### Extracted records ###
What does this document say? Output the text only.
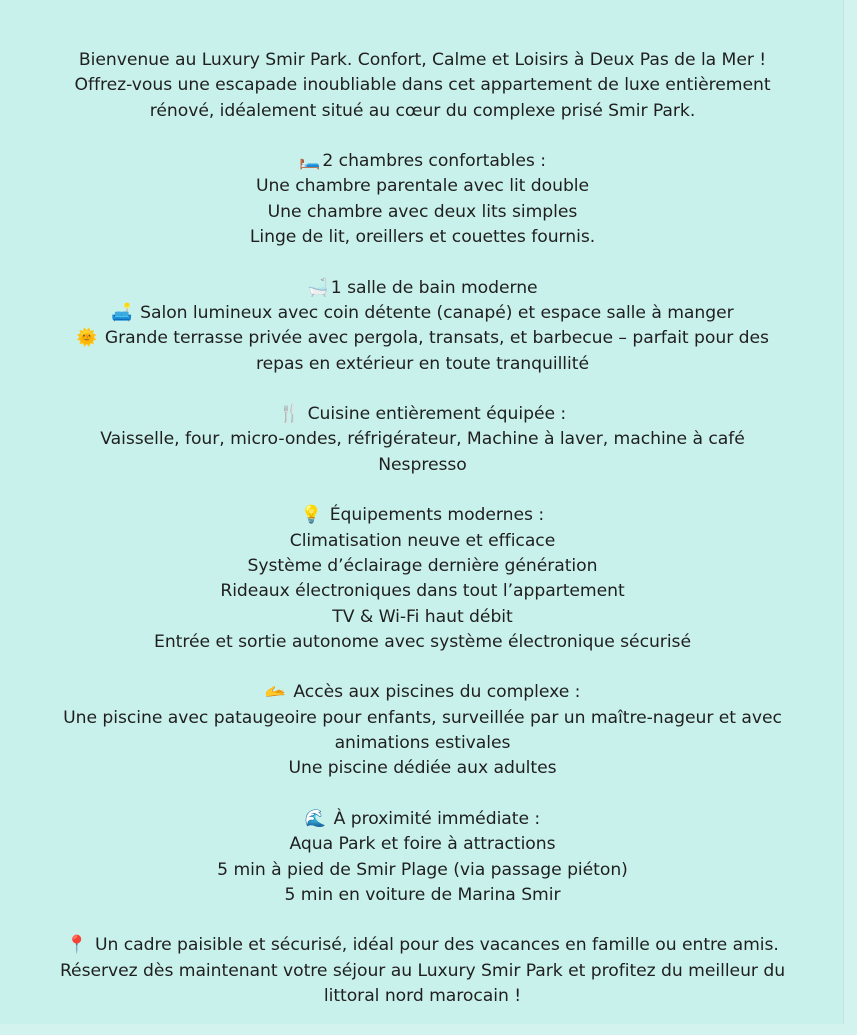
Bienvenue au Luxury Smir Park. Confort, Calme et Loisirs à Deux Pas de la Mer !
Offrez-vous une escapade inoubliable dans cet appartement de luxe entièrement
rénové, idéalement situé au cœur du complexe prisé Smir Park.
🛏️ 2 chambres confortables :
Une chambre parentale avec lit double
Une chambre avec deux lits simples
Linge de lit, oreillers et couettes fournis.
🛁 1 salle de bain moderne
🛋️ Salon lumineux avec coin détente (canapé) et espace salle à manger
🌞 Grande terrasse privée avec pergola, transats, et barbecue – parfait pour des
repas en extérieur en toute tranquillité
🍴 Cuisine entièrement équipée :
Vaisselle, four, micro-ondes, réfrigérateur, Machine à laver, machine à café
Nespresso
💡 Équipements modernes :
Climatisation neuve et efficace
Système d’éclairage dernière génération
Rideaux électroniques dans tout l’appartement
TV & Wi-Fi haut débit
Entrée et sortie autonome avec système électronique sécurisé
🫴 Accès aux piscines du complexe :
Une piscine avec pataugeoire pour enfants, surveillée par un maître-nageur et avec
animations estivales
Une piscine dédiée aux adultes
🌊 À proximité immédiate :
Aqua Park et foire à attractions
5 min à pied de Smir Plage (via passage piéton)
5 min en voiture de Marina Smir
📍 Un cadre paisible et sécurisé, idéal pour des vacances en famille ou entre amis.
Réservez dès maintenant votre séjour au Luxury Smir Park et profitez du meilleur du
littoral nord marocain !
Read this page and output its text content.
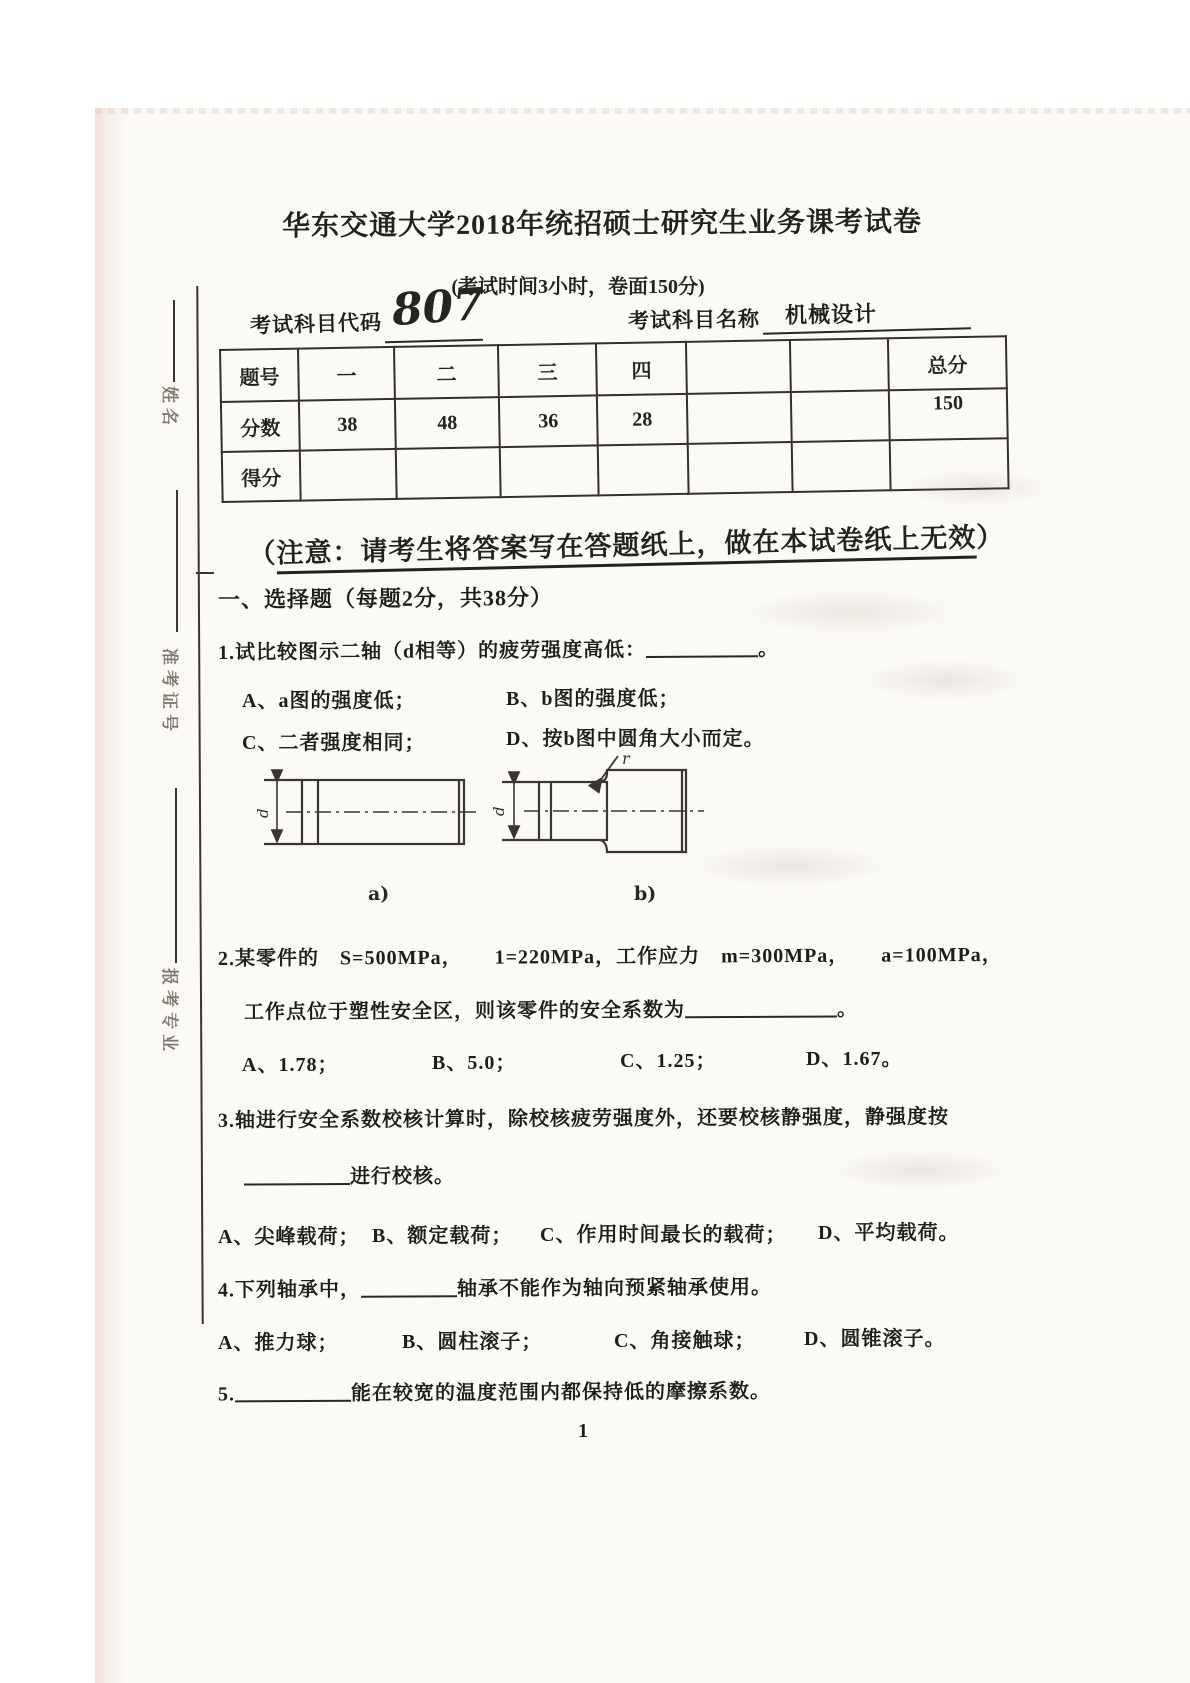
姓名
准考证号
报考专业
华东交通大学2018年统招硕士研究生业务课考试卷
(考试时间3小时，卷面150分)
考试科目代码 807	考试科目名称 机械设计
题号	一	二	三	四			总分
分数	38	48	36	28			150
得分							
（注意：请考生将答案写在答题纸上，做在本试卷纸上无效）
一、选择题（每题2分，共38分）
1.试比较图示二轴（d相等）的疲劳强度高低：	。
A、a图的强度低；	B、b图的强度低；
C、二者强度相同；	D、按b图中圆角大小而定。
d
a)
d
r
b)
2.某零件的　S=500MPa，　　1=220MPa，工作应力　m=300MPa，　　a=100MPa，
工作点位于塑性安全区，则该零件的安全系数为	。
A、1.78；	B、5.0；	C、1.25；	D、1.67。
3.轴进行安全系数校核计算时，除校核疲劳强度外，还要校核静强度，静强度按
进行校核。
A、尖峰载荷； B、额定载荷； C、作用时间最长的载荷； D、平均载荷。
4.下列轴承中，	轴承不能作为轴向预紧轴承使用。
A、推力球；	B、圆柱滚子；	C、角接触球； D、圆锥滚子。
5.	能在较宽的温度范围内都保持低的摩擦系数。
1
###
[Request]
Please write out all of the material above without changing a word, and omit any pictures.

[The result]
What does this document say? Output the text only.
Bienvenue au Luxury Smir Park. Confort, Calme et Loisirs à Deux Pas de la Mer !
Offrez-vous une escapade inoubliable dans cet appartement de luxe entièrement
rénové, idéalement situé au cœur du complexe prisé Smir Park.
🛏️ 2 chambres confortables :
Une chambre parentale avec lit double
Une chambre avec deux lits simples
Linge de lit, oreillers et couettes fournis.
🛁 1 salle de bain moderne
🛋️ Salon lumineux avec coin détente (canapé) et espace salle à manger
🌞 Grande terrasse privée avec pergola, transats, et barbecue – parfait pour des
repas en extérieur en toute tranquillité
🍴 Cuisine entièrement équipée :
Vaisselle, four, micro-ondes, réfrigérateur, Machine à laver, machine à café
Nespresso
💡 Équipements modernes :
Climatisation neuve et efficace
Système d’éclairage dernière génération
Rideaux électroniques dans tout l’appartement
TV & Wi-Fi haut débit
Entrée et sortie autonome avec système électronique sécurisé
🫴 Accès aux piscines du complexe :
Une piscine avec pataugeoire pour enfants, surveillée par un maître-nageur et avec
animations estivales
Une piscine dédiée aux adultes
🌊 À proximité immédiate :
Aqua Park et foire à attractions
5 min à pied de Smir Plage (via passage piéton)
5 min en voiture de Marina Smir
📍 Un cadre paisible et sécurisé, idéal pour des vacances en famille ou entre amis.
Réservez dès maintenant votre séjour au Luxury Smir Park et profitez du meilleur du
littoral nord marocain !
Read this page and output its text content.
姓名
准考证号
报考专业
华东交通大学2018年统招硕士研究生业务课考试卷
(考试时间3小时，卷面150分)
考试科目代码 807	考试科目名称 机械设计
题号	一	二	三	四			总分
分数	38	48	36	28			150
得分							
（注意：请考生将答案写在答题纸上，做在本试卷纸上无效）
一、选择题（每题2分，共38分）
1.试比较图示二轴（d相等）的疲劳强度高低：	。
A、a图的强度低；	B、b图的强度低；
C、二者强度相同；	D、按b图中圆角大小而定。
d
a)
d
r
b)
2.某零件的　S=500MPa，　　1=220MPa，工作应力　m=300MPa，　　a=100MPa，
工作点位于塑性安全区，则该零件的安全系数为	。
A、1.78；	B、5.0；	C、1.25；	D、1.67。
3.轴进行安全系数校核计算时，除校核疲劳强度外，还要校核静强度，静强度按
进行校核。
A、尖峰载荷； B、额定载荷； C、作用时间最长的载荷； D、平均载荷。
4.下列轴承中，	轴承不能作为轴向预紧轴承使用。
A、推力球；	B、圆柱滚子；	C、角接触球； D、圆锥滚子。
5.	能在较宽的温度范围内都保持低的摩擦系数。
1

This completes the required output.